### DIRECTION 1
Output the records exactly as they appear, starting with the line containing "note[interactable] xyxy=(528,169,537,177)" and going on through the line containing "scale-combo[interactable]: No scale".

### QUOTED PASSAGE
--------------------------------

Note: The limiter relies on upstream components to properly handle the retryable error it returns. Standard OTLP receivers already do this, but if you're using custom components, make sure they can buffer or retry data. If not, throttled data will be lost.

Quick start: a basic safety net

The memory limiter is essential in any production-grade Collector setup. For it to work as intended, it must be the first processor in each pipeline. This allows it to apply backpressure directly to receivers before any downstream processing increases memory usage.

Below is a simple configuration for a Collector running on a system with 4 GB of available memory:

yaml
1234567891011121314151617181920
processors:
  memory_limiter:
    # Check memory usage every 5 seconds.
    check_interval: 5s

    # The hard memory limit for the Collector's heap.
    # Set to a value safely below the total memory available to the process.
    limit_mib: 3500

    # The size of the "buffer" zone.
    # The soft limit will be (3500 - 500) = 3000 MiB.
    spike_limit_mib: 500

service:
  pipelines:
    traces:
      receivers: [otlp]
      # memory_limiter MUST be the first processor.
      processors: [memory_limiter, batch]
      exporters: [otlp]

This setup enforces a hard memory limit of 3500 MiB and a soft limit of 3000 MiB, with memory checks running once every five seconds. It provides a simple but effective layer of protection against unplanned memory spikes.

Memory limiter configuration deep dive

Let’s break down the key settings for the memory limiter and when to use them.

--------------------------------

### DIRECTION 2
Do these statements agree with the memory limiter passage: (a) the memory limiter must be the first processor in each pipeline; (b) the sample configuration checks memory usage every 10 seconds; (c) the sample setup has a soft limit of 3000 MiB? Answer yes or no for each, quoting the words of the passage that decide it.

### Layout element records

--------------------------------

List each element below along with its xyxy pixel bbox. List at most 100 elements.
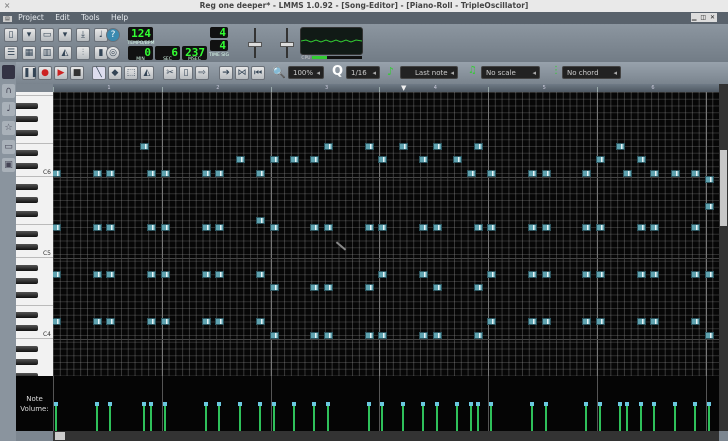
note[interactable] xyxy=(528,169,537,177)
close-icon[interactable]: × xyxy=(4,0,10,12)
note[interactable] xyxy=(650,318,660,325)
note[interactable] xyxy=(636,156,646,163)
copy-button[interactable]: ▯ xyxy=(179,66,193,80)
note[interactable] xyxy=(650,270,660,278)
song-editor-icon[interactable]: ☰ xyxy=(4,46,18,60)
note[interactable] xyxy=(528,223,537,231)
note[interactable] xyxy=(201,318,211,325)
black-key[interactable] xyxy=(16,311,38,318)
note[interactable] xyxy=(398,142,408,150)
note[interactable] xyxy=(310,223,320,231)
volume-bar[interactable] xyxy=(706,401,711,431)
note[interactable] xyxy=(691,270,701,278)
note[interactable] xyxy=(691,169,701,177)
chord-combo[interactable]: No chord xyxy=(562,66,621,80)
note-icon[interactable]: ♩ xyxy=(2,102,15,116)
note[interactable] xyxy=(582,270,592,278)
menu-tools[interactable]: Tools xyxy=(81,13,99,22)
black-key[interactable] xyxy=(16,102,38,109)
timesig-denominator[interactable]: 4 xyxy=(210,40,228,51)
window-controls[interactable]: ▁ ◫ ✕ xyxy=(690,13,717,22)
select-mode-button[interactable]: ⬚ xyxy=(124,66,138,80)
note[interactable] xyxy=(466,169,476,177)
note[interactable] xyxy=(53,270,61,278)
black-key[interactable] xyxy=(16,264,38,271)
volume-bar[interactable] xyxy=(468,401,473,431)
headphones-icon[interactable]: ∩ xyxy=(2,84,15,98)
star-icon[interactable]: ☆ xyxy=(2,121,15,135)
vscroll-handle[interactable] xyxy=(720,150,727,226)
note[interactable] xyxy=(147,318,157,325)
note[interactable] xyxy=(147,270,157,278)
volume-bar[interactable] xyxy=(455,401,460,431)
volume-bar[interactable] xyxy=(530,401,534,431)
scale-combo[interactable]: No scale xyxy=(481,66,540,80)
volume-bar[interactable] xyxy=(108,401,113,431)
note[interactable] xyxy=(473,331,483,339)
black-key[interactable] xyxy=(16,149,38,156)
note[interactable] xyxy=(596,156,605,163)
note[interactable] xyxy=(269,223,279,231)
piano-keyboard[interactable]: C6 C5 C4 xyxy=(16,92,53,376)
note[interactable] xyxy=(378,156,388,163)
volume-bar[interactable] xyxy=(203,401,208,431)
note[interactable] xyxy=(596,270,605,278)
note[interactable] xyxy=(324,142,333,150)
note[interactable] xyxy=(473,142,483,150)
volume-bar[interactable] xyxy=(366,401,371,431)
note[interactable] xyxy=(432,142,442,150)
note[interactable] xyxy=(201,169,211,177)
stop-button[interactable]: ■ xyxy=(70,66,84,80)
volume-bar[interactable] xyxy=(672,401,677,431)
volume-bar[interactable] xyxy=(584,401,589,431)
note[interactable] xyxy=(215,223,225,231)
note[interactable] xyxy=(432,223,442,231)
new-from-template-icon[interactable]: ▾ xyxy=(22,28,36,42)
note[interactable] xyxy=(290,156,299,163)
note[interactable] xyxy=(541,270,551,278)
note[interactable] xyxy=(147,223,157,231)
note[interactable] xyxy=(364,223,374,231)
volume-bar[interactable] xyxy=(237,401,242,431)
black-key[interactable] xyxy=(16,129,38,136)
note[interactable] xyxy=(215,318,225,325)
note[interactable] xyxy=(636,270,646,278)
volume-bar[interactable] xyxy=(638,401,643,431)
loop-points-button[interactable]: ⋈ xyxy=(235,66,249,80)
volume-bar[interactable] xyxy=(312,401,317,431)
volume-bar[interactable] xyxy=(162,401,167,431)
note[interactable] xyxy=(364,331,374,339)
note[interactable] xyxy=(215,169,225,177)
note[interactable] xyxy=(378,270,388,278)
volume-bar[interactable] xyxy=(489,401,494,431)
beat-bassline-icon[interactable]: ▦ xyxy=(22,46,36,60)
note[interactable] xyxy=(616,142,626,150)
note[interactable] xyxy=(487,223,497,231)
volume-bar[interactable] xyxy=(693,401,698,431)
black-key[interactable] xyxy=(16,230,38,237)
black-key[interactable] xyxy=(16,345,38,352)
note[interactable] xyxy=(324,284,333,292)
note[interactable] xyxy=(419,156,429,163)
note[interactable] xyxy=(670,169,680,177)
quantize-combo[interactable]: 1/16 xyxy=(346,66,380,80)
volume-bar[interactable] xyxy=(434,401,439,431)
record-while-playing-button[interactable]: ▶ xyxy=(54,66,68,80)
black-key[interactable] xyxy=(16,183,38,190)
note[interactable] xyxy=(541,223,551,231)
note[interactable] xyxy=(473,284,483,292)
black-key[interactable] xyxy=(16,244,38,251)
automation-editor-icon[interactable]: ◭ xyxy=(58,46,72,60)
note[interactable] xyxy=(650,169,660,177)
note[interactable] xyxy=(704,203,714,211)
note-length-combo[interactable]: Last note xyxy=(400,66,458,80)
volume-bar[interactable] xyxy=(543,401,548,431)
note[interactable] xyxy=(256,270,265,278)
note[interactable] xyxy=(582,169,592,177)
volume-bar[interactable] xyxy=(326,401,330,431)
playhead-marker[interactable]: ▼ xyxy=(401,85,406,92)
note[interactable] xyxy=(691,223,701,231)
black-key[interactable] xyxy=(16,278,38,284)
menu-edit[interactable]: Edit xyxy=(55,13,70,22)
note[interactable] xyxy=(432,331,442,339)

--------------------------------

### WRITTEN SOLUTION 1
note[interactable] xyxy=(528,169,537,177)
close-icon[interactable]: × xyxy=(4,0,10,12)
note[interactable] xyxy=(650,318,660,325)
note[interactable] xyxy=(636,156,646,163)
copy-button[interactable]: ▯ xyxy=(179,66,193,80)
note[interactable] xyxy=(650,270,660,278)
song-editor-icon[interactable]: ☰ xyxy=(4,46,18,60)
note[interactable] xyxy=(528,223,537,231)
note[interactable] xyxy=(201,318,211,325)
black-key[interactable] xyxy=(16,311,38,318)
note[interactable] xyxy=(398,142,408,150)
note[interactable] xyxy=(310,223,320,231)
volume-bar[interactable] xyxy=(706,401,711,431)
note[interactable] xyxy=(691,270,701,278)
note[interactable] xyxy=(691,169,701,177)
chord-combo[interactable]: No chord xyxy=(562,66,621,80)
note-icon[interactable]: ♩ xyxy=(2,102,15,116)
note[interactable] xyxy=(582,270,592,278)
menu-tools[interactable]: Tools xyxy=(81,13,99,22)
black-key[interactable] xyxy=(16,102,38,109)
timesig-denominator[interactable]: 4 xyxy=(210,40,228,51)
window-controls[interactable]: ▁ ◫ ✕ xyxy=(690,13,717,22)
select-mode-button[interactable]: ⬚ xyxy=(124,66,138,80)
note[interactable] xyxy=(466,169,476,177)
note[interactable] xyxy=(53,270,61,278)
black-key[interactable] xyxy=(16,264,38,271)
volume-bar[interactable] xyxy=(468,401,473,431)
headphones-icon[interactable]: ∩ xyxy=(2,84,15,98)
star-icon[interactable]: ☆ xyxy=(2,121,15,135)
vscroll-handle[interactable] xyxy=(720,150,727,226)
note[interactable] xyxy=(147,318,157,325)
note[interactable] xyxy=(147,270,157,278)
volume-bar[interactable] xyxy=(455,401,460,431)
volume-bar[interactable] xyxy=(530,401,534,431)
scale-combo[interactable]: No scale xyxy=(481,66,540,80)

### WRITTEN SOLUTION 2
(a) Yes: "it must be the first processor in each pipeline"
(b) No: "with memory checks running once every five seconds"
(c) Yes: "a soft limit of 3000 MiB"